• _Set problem_
Print every entry, word for word, and skip the images.

A run of records:
☆ ☆ ☆ ☆ ☆

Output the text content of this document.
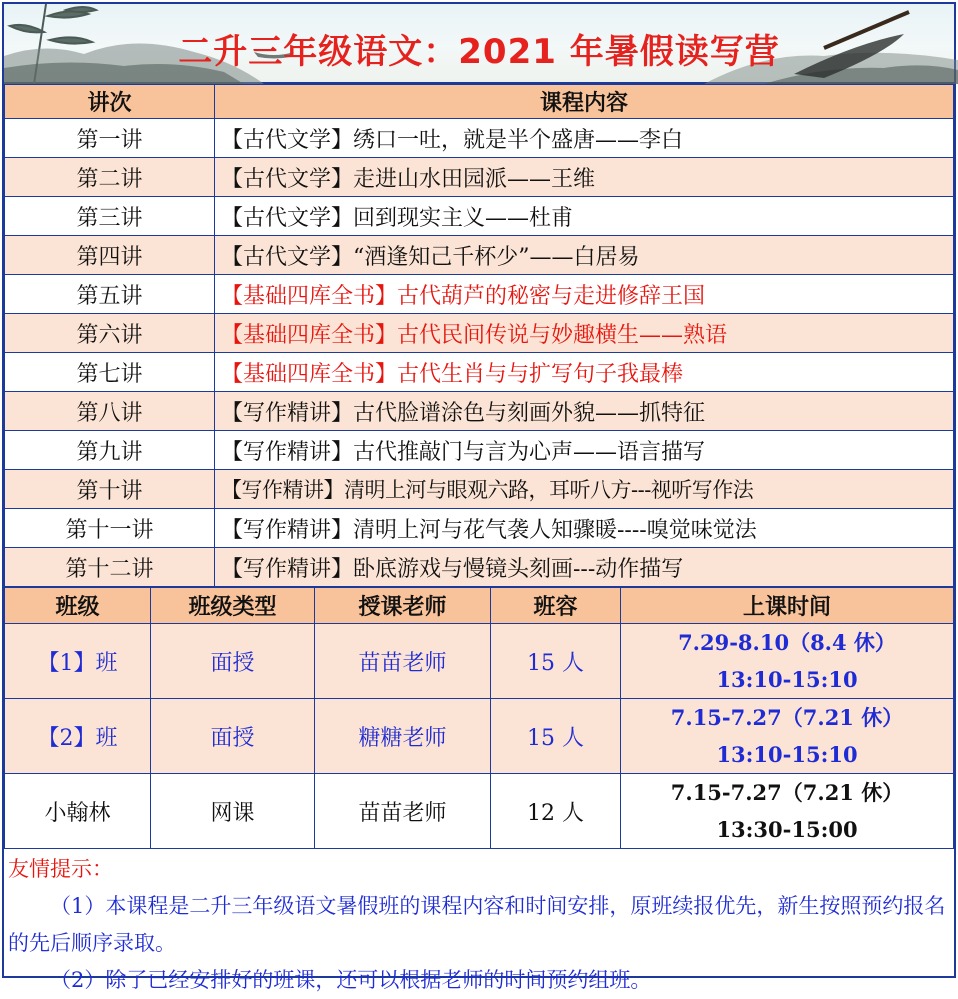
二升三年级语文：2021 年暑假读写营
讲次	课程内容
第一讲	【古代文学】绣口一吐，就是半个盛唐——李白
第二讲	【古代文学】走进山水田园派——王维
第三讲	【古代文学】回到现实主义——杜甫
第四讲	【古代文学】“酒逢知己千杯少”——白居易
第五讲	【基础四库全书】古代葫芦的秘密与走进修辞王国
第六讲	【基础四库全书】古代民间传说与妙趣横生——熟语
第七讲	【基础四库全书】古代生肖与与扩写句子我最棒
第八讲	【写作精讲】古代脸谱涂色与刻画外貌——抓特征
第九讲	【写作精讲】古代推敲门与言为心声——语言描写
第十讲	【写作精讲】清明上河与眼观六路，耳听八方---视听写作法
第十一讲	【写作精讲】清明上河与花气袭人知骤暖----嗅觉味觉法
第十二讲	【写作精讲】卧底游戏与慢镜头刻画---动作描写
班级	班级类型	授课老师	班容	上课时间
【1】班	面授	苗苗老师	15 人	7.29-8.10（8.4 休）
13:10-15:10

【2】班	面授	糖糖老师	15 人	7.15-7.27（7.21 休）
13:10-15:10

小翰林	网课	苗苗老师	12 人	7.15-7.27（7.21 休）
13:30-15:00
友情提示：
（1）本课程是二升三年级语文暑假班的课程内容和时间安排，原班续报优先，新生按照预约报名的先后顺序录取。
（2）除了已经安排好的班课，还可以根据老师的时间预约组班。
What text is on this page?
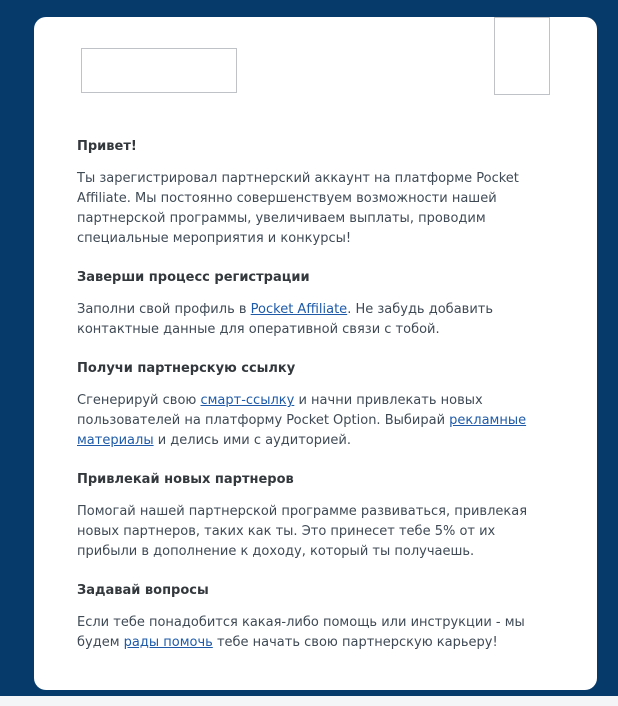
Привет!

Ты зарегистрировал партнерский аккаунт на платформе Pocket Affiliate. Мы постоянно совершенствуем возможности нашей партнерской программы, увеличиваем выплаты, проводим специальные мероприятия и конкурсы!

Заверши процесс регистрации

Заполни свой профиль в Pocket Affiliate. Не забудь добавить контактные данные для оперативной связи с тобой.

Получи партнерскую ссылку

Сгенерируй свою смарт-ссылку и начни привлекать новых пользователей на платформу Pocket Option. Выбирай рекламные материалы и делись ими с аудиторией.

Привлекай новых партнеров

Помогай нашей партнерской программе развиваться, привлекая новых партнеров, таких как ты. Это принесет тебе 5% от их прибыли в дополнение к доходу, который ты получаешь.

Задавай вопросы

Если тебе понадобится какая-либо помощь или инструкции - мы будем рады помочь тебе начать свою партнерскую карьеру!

☆ ☆ ☆ ☆ ☆

• _Answer to this problem_
Output the text content of this document.
二升三年级语文：2021 年暑假读写营
讲次	课程内容
第一讲	【古代文学】绣口一吐，就是半个盛唐——李白
第二讲	【古代文学】走进山水田园派——王维
第三讲	【古代文学】回到现实主义——杜甫
第四讲	【古代文学】“酒逢知己千杯少”——白居易
第五讲	【基础四库全书】古代葫芦的秘密与走进修辞王国
第六讲	【基础四库全书】古代民间传说与妙趣横生——熟语
第七讲	【基础四库全书】古代生肖与与扩写句子我最棒
第八讲	【写作精讲】古代脸谱涂色与刻画外貌——抓特征
第九讲	【写作精讲】古代推敲门与言为心声——语言描写
第十讲	【写作精讲】清明上河与眼观六路，耳听八方---视听写作法
第十一讲	【写作精讲】清明上河与花气袭人知骤暖----嗅觉味觉法
第十二讲	【写作精讲】卧底游戏与慢镜头刻画---动作描写
班级	班级类型	授课老师	班容	上课时间
【1】班	面授	苗苗老师	15 人	7.29-8.10（8.4 休）
13:10-15:10

【2】班	面授	糖糖老师	15 人	7.15-7.27（7.21 休）
13:10-15:10

小翰林	网课	苗苗老师	12 人	7.15-7.27（7.21 休）
13:30-15:00
友情提示：
（1）本课程是二升三年级语文暑假班的课程内容和时间安排，原班续报优先，新生按照预约报名的先后顺序录取。
（2）除了已经安排好的班课，还可以根据老师的时间预约组班。
What text is on this page?
Привет!

Ты зарегистрировал партнерский аккаунт на платформе Pocket Affiliate. Мы постоянно совершенствуем возможности нашей партнерской программы, увеличиваем выплаты, проводим специальные мероприятия и конкурсы!

Заверши процесс регистрации

Заполни свой профиль в Pocket Affiliate. Не забудь добавить контактные данные для оперативной связи с тобой.

Получи партнерскую ссылку

Сгенерируй свою смарт-ссылку и начни привлекать новых пользователей на платформу Pocket Option. Выбирай рекламные материалы и делись ими с аудиторией.

Привлекай новых партнеров

Помогай нашей партнерской программе развиваться, привлекая новых партнеров, таких как ты. Это принесет тебе 5% от их прибыли в дополнение к доходу, который ты получаешь.

Задавай вопросы

Если тебе понадобится какая-либо помощь или инструкции - мы будем рады помочь тебе начать свою партнерскую карьеру!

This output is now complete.